Collection entries
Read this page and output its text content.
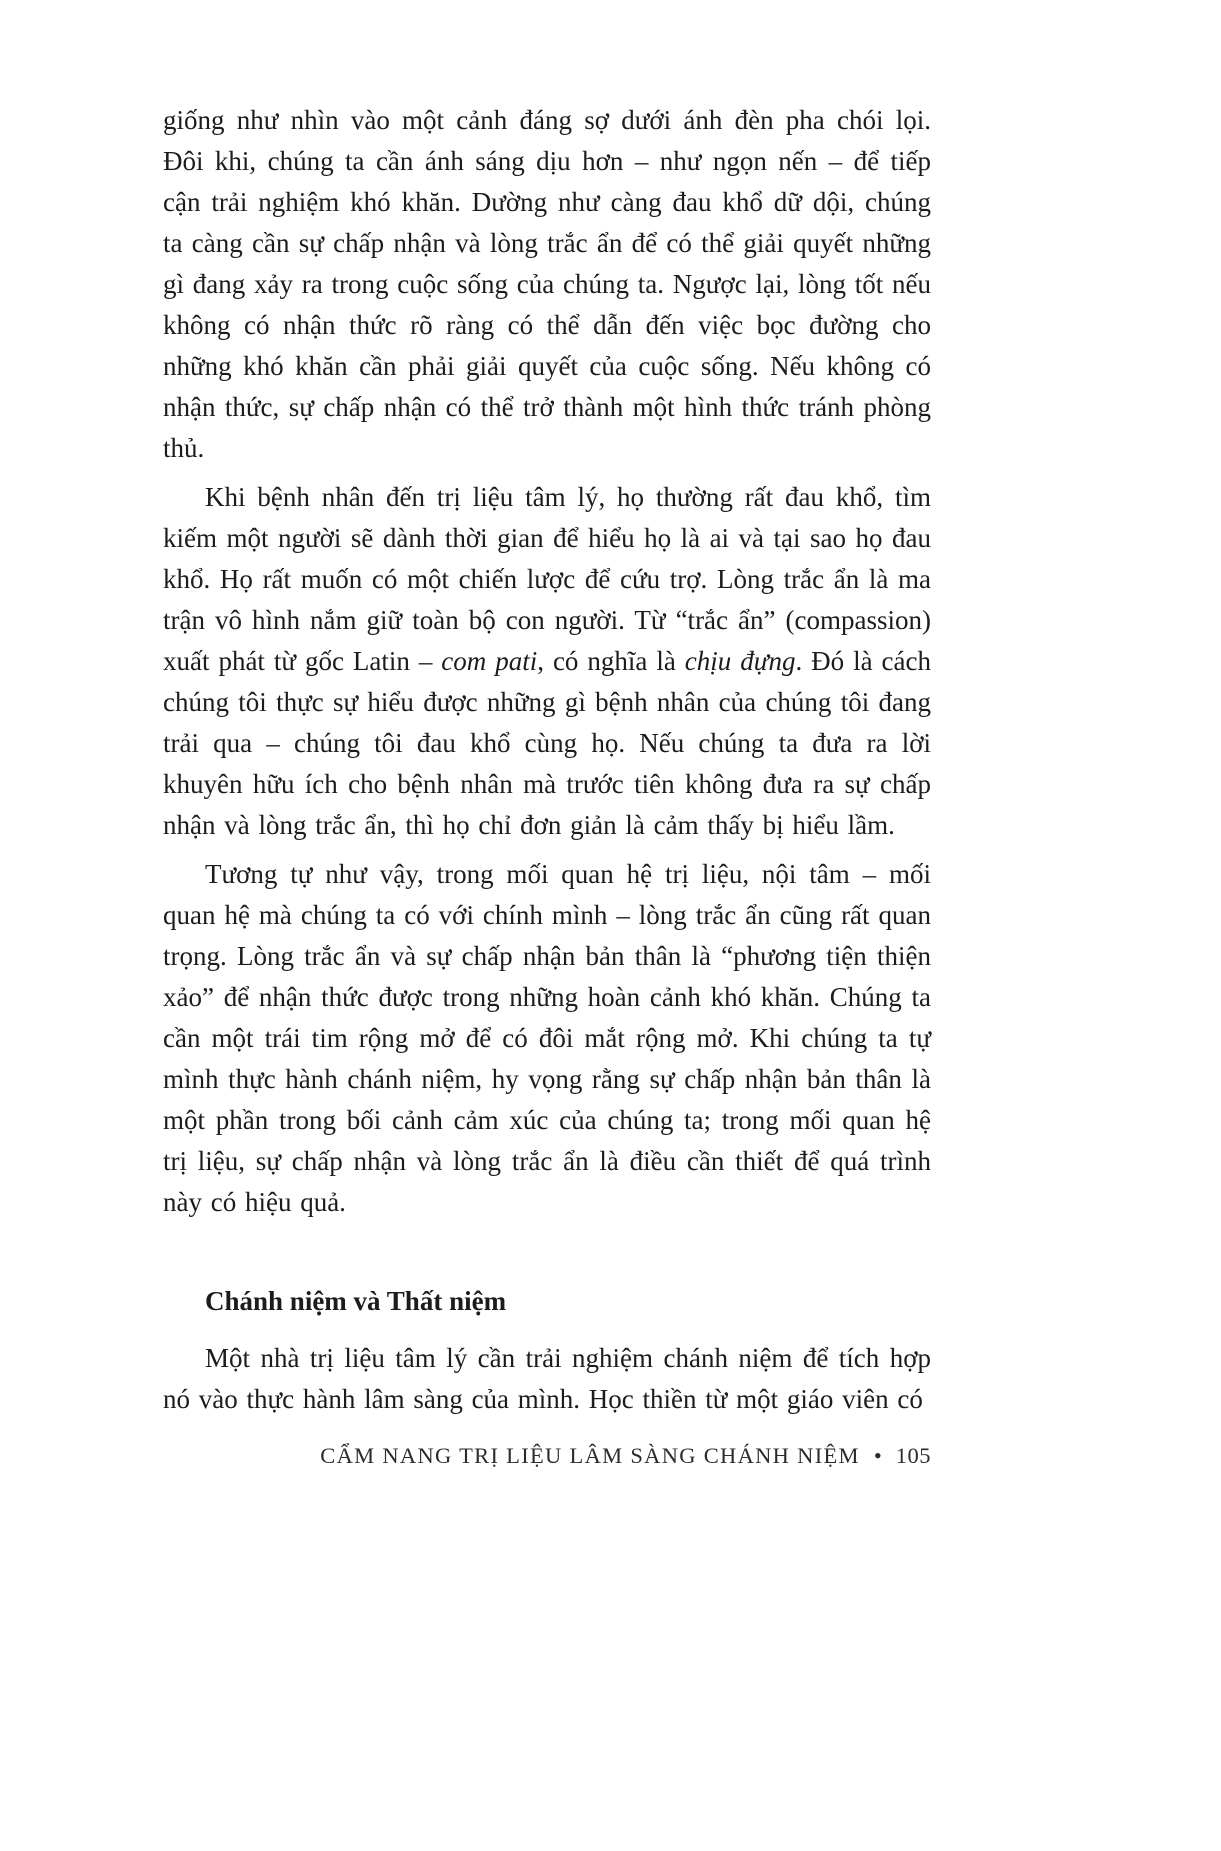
giống như nhìn vào một cảnh đáng sợ dưới ánh đèn pha chói lọi. Đôi khi, chúng ta cần ánh sáng dịu hơn – như ngọn nến – để tiếp cận trải nghiệm khó khăn. Dường như càng đau khổ dữ dội, chúng ta càng cần sự chấp nhận và lòng trắc ẩn để có thể giải quyết những gì đang xảy ra trong cuộc sống của chúng ta. Ngược lại, lòng tốt nếu không có nhận thức rõ ràng có thể dẫn đến việc bọc đường cho những khó khăn cần phải giải quyết của cuộc sống. Nếu không có nhận thức, sự chấp nhận có thể trở thành một hình thức tránh phòng thủ.

Khi bệnh nhân đến trị liệu tâm lý, họ thường rất đau khổ, tìm kiếm một người sẽ dành thời gian để hiểu họ là ai và tại sao họ đau khổ. Họ rất muốn có một chiến lược để cứu trợ. Lòng trắc ẩn là ma trận vô hình nắm giữ toàn bộ con người. Từ “trắc ẩn” (compassion) xuất phát từ gốc Latin – com pati, có nghĩa là chịu đựng. Đó là cách chúng tôi thực sự hiểu được những gì bệnh nhân của chúng tôi đang trải qua – chúng tôi đau khổ cùng họ. Nếu chúng ta đưa ra lời khuyên hữu ích cho bệnh nhân mà trước tiên không đưa ra sự chấp nhận và lòng trắc ẩn, thì họ chỉ đơn giản là cảm thấy bị hiểu lầm.

Tương tự như vậy, trong mối quan hệ trị liệu, nội tâm – mối quan hệ mà chúng ta có với chính mình – lòng trắc ẩn cũng rất quan trọng. Lòng trắc ẩn và sự chấp nhận bản thân là “phương tiện thiện xảo” để nhận thức được trong những hoàn cảnh khó khăn. Chúng ta cần một trái tim rộng mở để có đôi mắt rộng mở. Khi chúng ta tự mình thực hành chánh niệm, hy vọng rằng sự chấp nhận bản thân là một phần trong bối cảnh cảm xúc của chúng ta; trong mối quan hệ trị liệu, sự chấp nhận và lòng trắc ẩn là điều cần thiết để quá trình này có hiệu quả.

Chánh niệm và Thất niệm

Một nhà trị liệu tâm lý cần trải nghiệm chánh niệm để tích hợp nó vào thực hành lâm sàng của mình. Học thiền từ một giáo viên có

CẨM NANG TRỊ LIỆU LÂM SÀNG CHÁNH NIỆM • 105
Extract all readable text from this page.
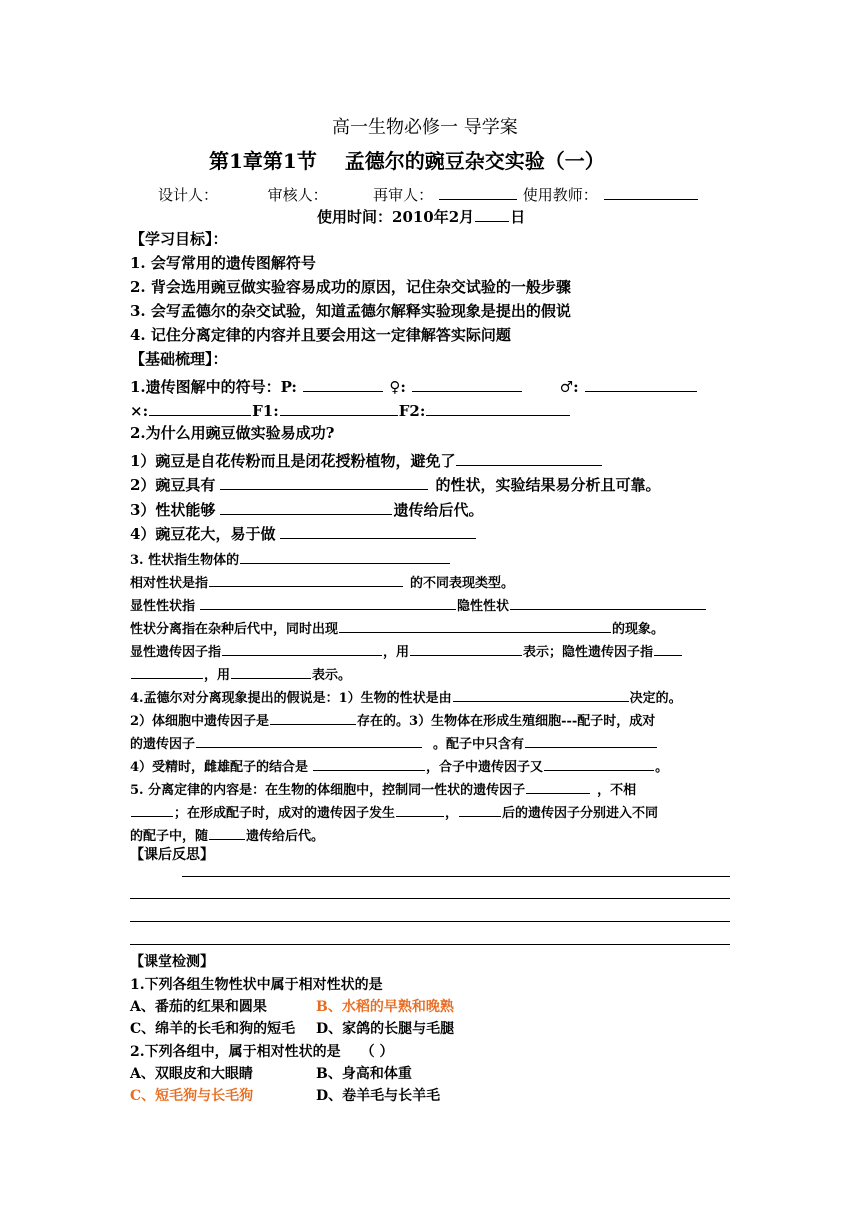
高一生物必修一 导学案
第1章第1节 孟德尔的豌豆杂交实验（一）
设计人：	审核人：	再审人：	使用教师：
使用时间：2010年2月 日
【学习目标】：
1. 会写常用的遗传图解符号
2. 背会选用豌豆做实验容易成功的原因，记住杂交试验的一般步骤
3. 会写孟德尔的杂交试验，知道孟德尔解释实验现象是提出的假说
4. 记住分离定律的内容并且要会用这一定律解答实际问题
【基础梳理】：
1.遗传图解中的符号：P:	♀:	♂:
×:	F1:	F2:
2.为什么用豌豆做实验易成功?
1）豌豆是自花传粉而且是闭花授粉植物，避免了
2）豌豆具有	的性状，实验结果易分析且可靠。
3）性状能够	遗传给后代。
4）豌豆花大，易于做
3. 性状指生物体的
相对性状是指	的不同表现类型。
显性性状指	隐性性状
性状分离指在杂种后代中，同时出现	的现象。
显性遗传因子指	，用	表示；隐性遗传因子指
，用	表示。
4.孟德尔对分离现象提出的假说是：1）生物的性状是由	决定的。
2）体细胞中遗传因子是	存在的。3）生物体在形成生殖细胞---配子时，成对
的遗传因子	。配子中只含有
4）受精时，雌雄配子的结合是	，合子中遗传因子又	。
5. 分离定律的内容是：在生物的体细胞中，控制同一性状的遗传因子	，不相
；在形成配子时，成对的遗传因子发生	，	后的遗传因子分别进入不同
的配子中，随	遗传给后代。
【课后反思】
【课堂检测】
1.下列各组生物性状中属于相对性状的是
A、番茄的红果和圆果	B、水稻的早熟和晚熟
C、绵羊的长毛和狗的短毛 D、家鸽的长腿与毛腿
2.下列各组中，属于相对性状的是 （ ）
A、双眼皮和大眼睛	B、身高和体重
C、短毛狗与长毛狗	D、卷羊毛与长羊毛
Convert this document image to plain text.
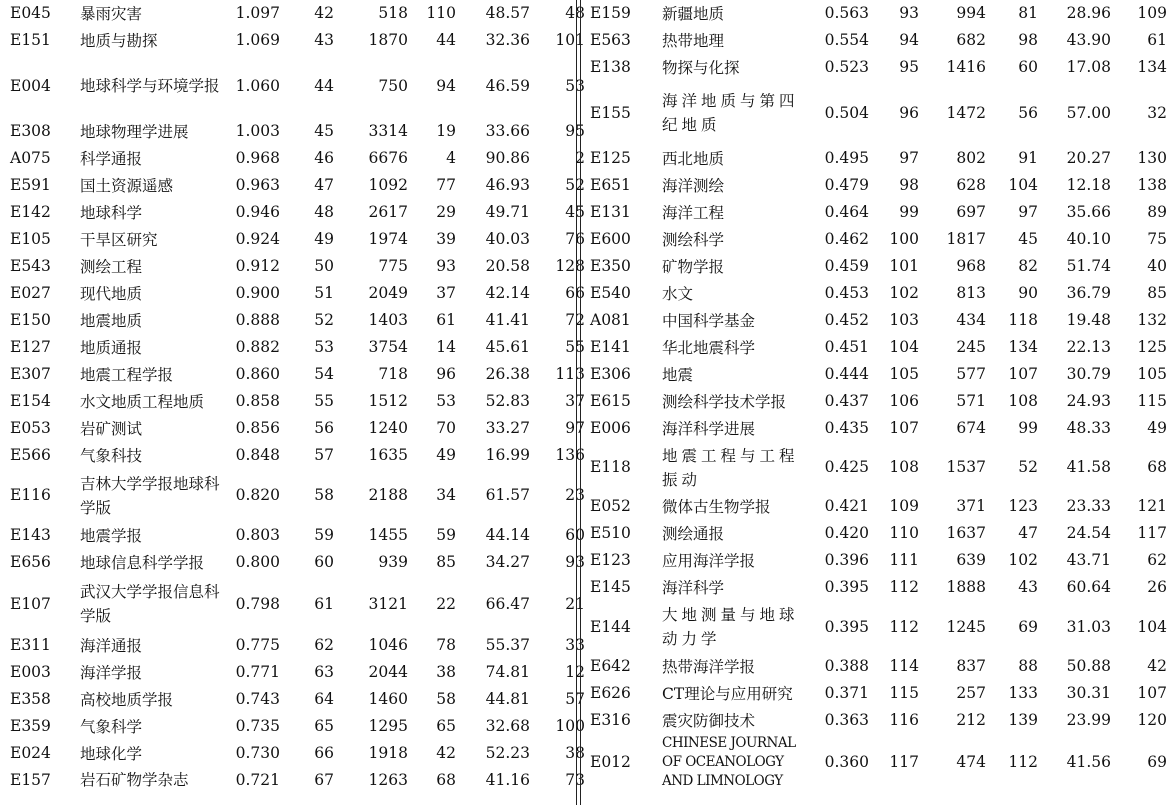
E045	暴雨灾害	1.097	42	518	110	48.57	48
E151	地质与勘探	1.069	43	1870	44	32.36	101
E004	地球科学与环境学报	1.060	44	750	94	46.59	53
E308	地球物理学进展	1.003	45	3314	19	33.66	95
A075	科学通报	0.968	46	6676	4	90.86	2
E591	国土资源遥感	0.963	47	1092	77	46.93	52
E142	地球科学	0.946	48	2617	29	49.71	45
E105	干旱区研究	0.924	49	1974	39	40.03	76
E543	测绘工程	0.912	50	775	93	20.58	128
E027	现代地质	0.900	51	2049	37	42.14	66
E150	地震地质	0.888	52	1403	61	41.41	72
E127	地质通报	0.882	53	3754	14	45.61	55
E307	地震工程学报	0.860	54	718	96	26.38	113
E154	水文地质工程地质	0.858	55	1512	53	52.83	37
E053	岩矿测试	0.856	56	1240	70	33.27	97
E566	气象科技	0.848	57	1635	49	16.99	136
E116	吉林大学学报地球科学版	0.820	58	2188	34	61.57	23
E143	地震学报	0.803	59	1455	59	44.14	60
E656	地球信息科学学报	0.800	60	939	85	34.27	93
E107	武汉大学学报信息科学版	0.798	61	3121	22	66.47	21
E311	海洋通报	0.775	62	1046	78	55.37	33
E003	海洋学报	0.771	63	2044	38	74.81	12
E358	高校地质学报	0.743	64	1460	58	44.81	57
E359	气象科学	0.735	65	1295	65	32.68	100
E024	地球化学	0.730	66	1918	42	52.23	38
E157	岩石矿物学杂志	0.721	67	1263	68	41.16	73
E159	新疆地质	0.563	93	994	81	28.96	109
E563	热带地理	0.554	94	682	98	43.90	61
E138	物探与化探	0.523	95	1416	60	17.08	134
E155	海洋地质与第四纪地质	0.504	96	1472	56	57.00	32
E125	西北地质	0.495	97	802	91	20.27	130
E651	海洋测绘	0.479	98	628	104	12.18	138
E131	海洋工程	0.464	99	697	97	35.66	89
E600	测绘科学	0.462	100	1817	45	40.10	75
E350	矿物学报	0.459	101	968	82	51.74	40
E540	水文	0.453	102	813	90	36.79	85
A081	中国科学基金	0.452	103	434	118	19.48	132
E141	华北地震科学	0.451	104	245	134	22.13	125
E306	地震	0.444	105	577	107	30.79	105
E615	测绘科学技术学报	0.437	106	571	108	24.93	115
E006	海洋科学进展	0.435	107	674	99	48.33	49
E118	地震工程与工程振动	0.425	108	1537	52	41.58	68
E052	微体古生物学报	0.421	109	371	123	23.33	121
E510	测绘通报	0.420	110	1637	47	24.54	117
E123	应用海洋学报	0.396	111	639	102	43.71	62
E145	海洋科学	0.395	112	1888	43	60.64	26
E144	大地测量与地球动力学	0.395	112	1245	69	31.03	104
E642	热带海洋学报	0.388	114	837	88	50.88	42
E626	CT理论与应用研究	0.371	115	257	133	30.31	107
E316	震灾防御技术	0.363	116	212	139	23.99	120
E012	CHINESE JOURNAL OF OCEANOLOGY AND LIMNOLOGY	0.360	117	474	112	41.56	69
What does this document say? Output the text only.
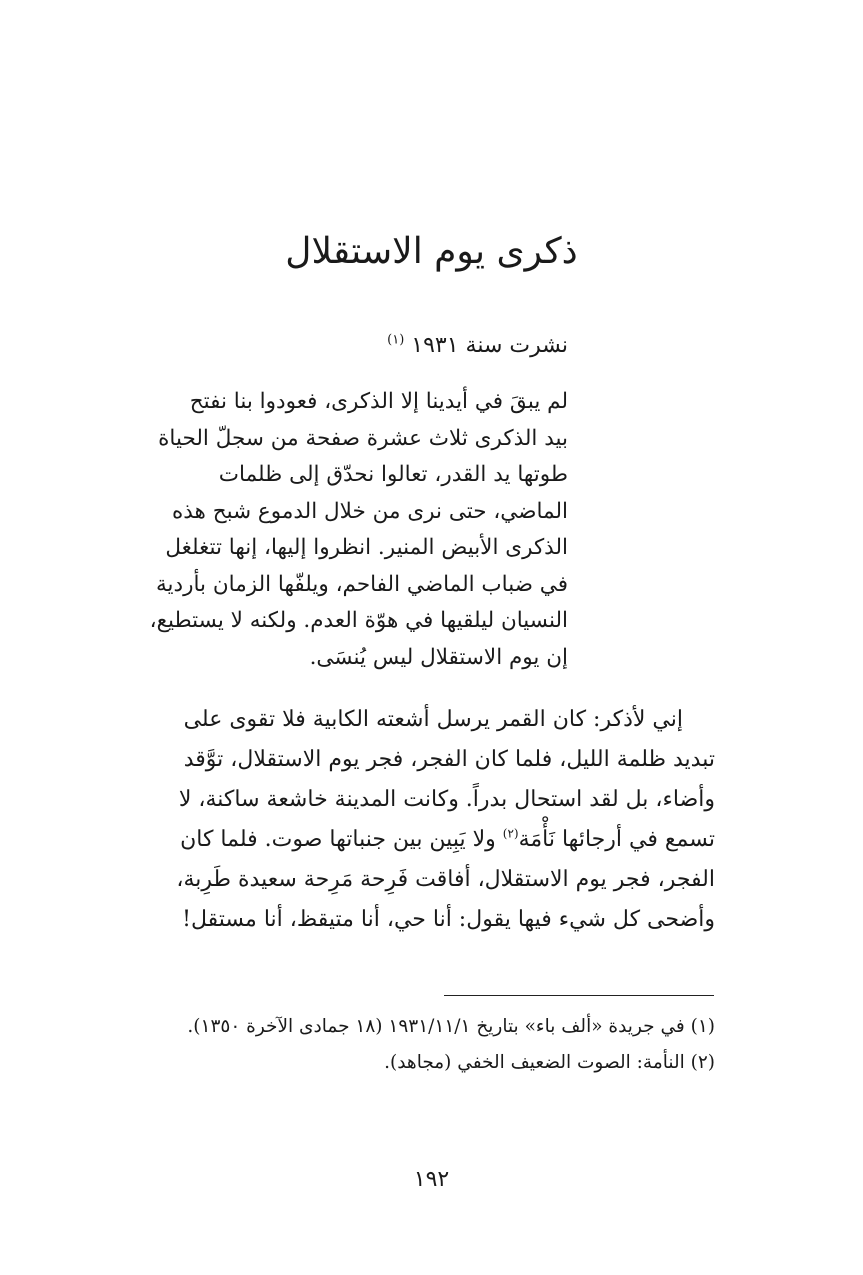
ذكرى يوم الاستقلال
نشرت سنة ١٩٣١ $^{(١)}$
لم يبقَ في أيدينا إلا الذكرى، فعودوا بنا نفتح
بيد الذكرى ثلاث عشرة صفحة من سجلّ الحياة
طوتها يد القدر، تعالوا نحدّق إلى ظلمات
الماضي، حتى نرى من خلال الدموع شبح هذه
الذكرى الأبيض المنير. انظروا إليها، إنها تتغلغل
في ضباب الماضي الفاحم، ويلفّها الزمان بأردية
النسيان ليلقيها في هوّة العدم. ولكنه لا يستطيع،
إن يوم الاستقلال ليس يُنسَى.
إني لأذكر: كان القمر يرسل أشعته الكابية فلا تقوى على
تبديد ظلمة الليل، فلما كان الفجر، فجر يوم الاستقلال، توَّقد
وأضاء، بل لقد استحال بدراً. وكانت المدينة خاشعة ساكنة، لا
تسمع في أرجائها نَأْمَة$^{(٢)}$ ولا يَبِين بين جنباتها صوت. فلما كان
الفجر، فجر يوم الاستقلال، أفاقت فَرِحة مَرِحة سعيدة طَرِبة،
وأضحى كل شيء فيها يقول: أنا حي، أنا متيقظ، أنا مستقل!
(١) في جريدة «ألف باء» بتاريخ ١٩٣١/١١/١ (١٨ جمادى الآخرة ١٣٥٠).
(٢) النأمة: الصوت الضعيف الخفي (مجاهد).
١٩٢
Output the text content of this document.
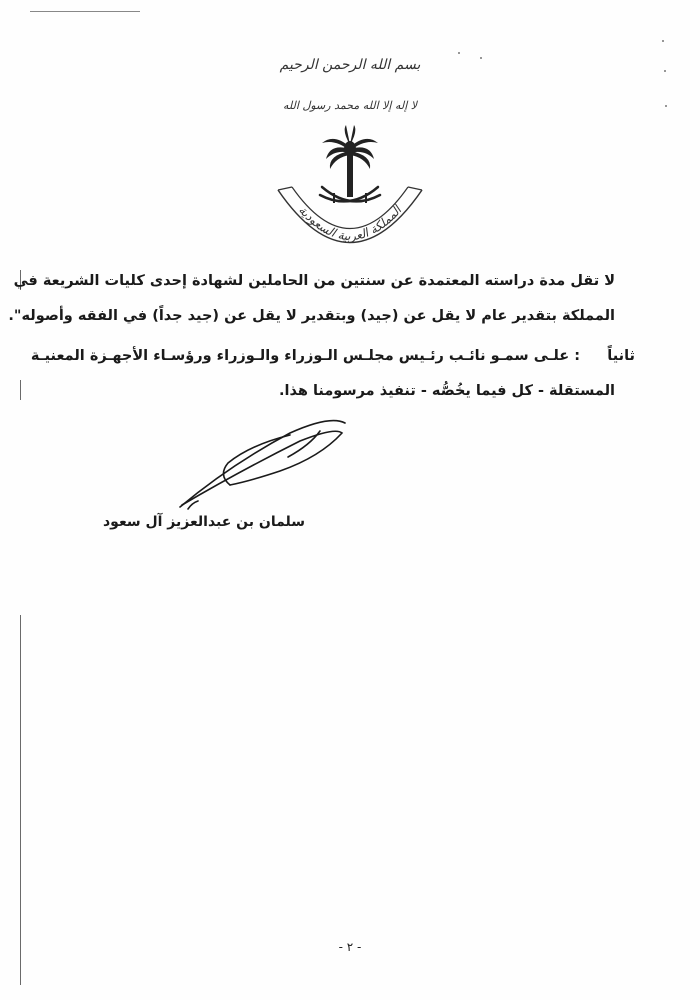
بسم الله الرحمن الرحيم
لا إله إلا الله محمد رسول الله
المملكة العربية السعودية
لا تقل مدة دراسته المعتمدة عن سنتين من الحاملين لشهادة إحدى كليات الشريعة في
المملكة بتقدير عام لا يقل عن (جيد) وبتقدير لا يقل عن (جيد جداً) في الفقه وأصوله".
ثانياً
: علـى سمـو نائـب رئـيس مجلـس الـوزراء والـوزراء ورؤسـاء الأجهـزة المعنيـة
المستقلة - كل فيما يخُصُّه - تنفيذ مرسومنا هذا.
سلمان بن عبدالعزيز آل سعود
- ٢ -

* Request *
Only the number is wanted: how many lines of the data contain the word "text"?

* Reply to the exercise *
5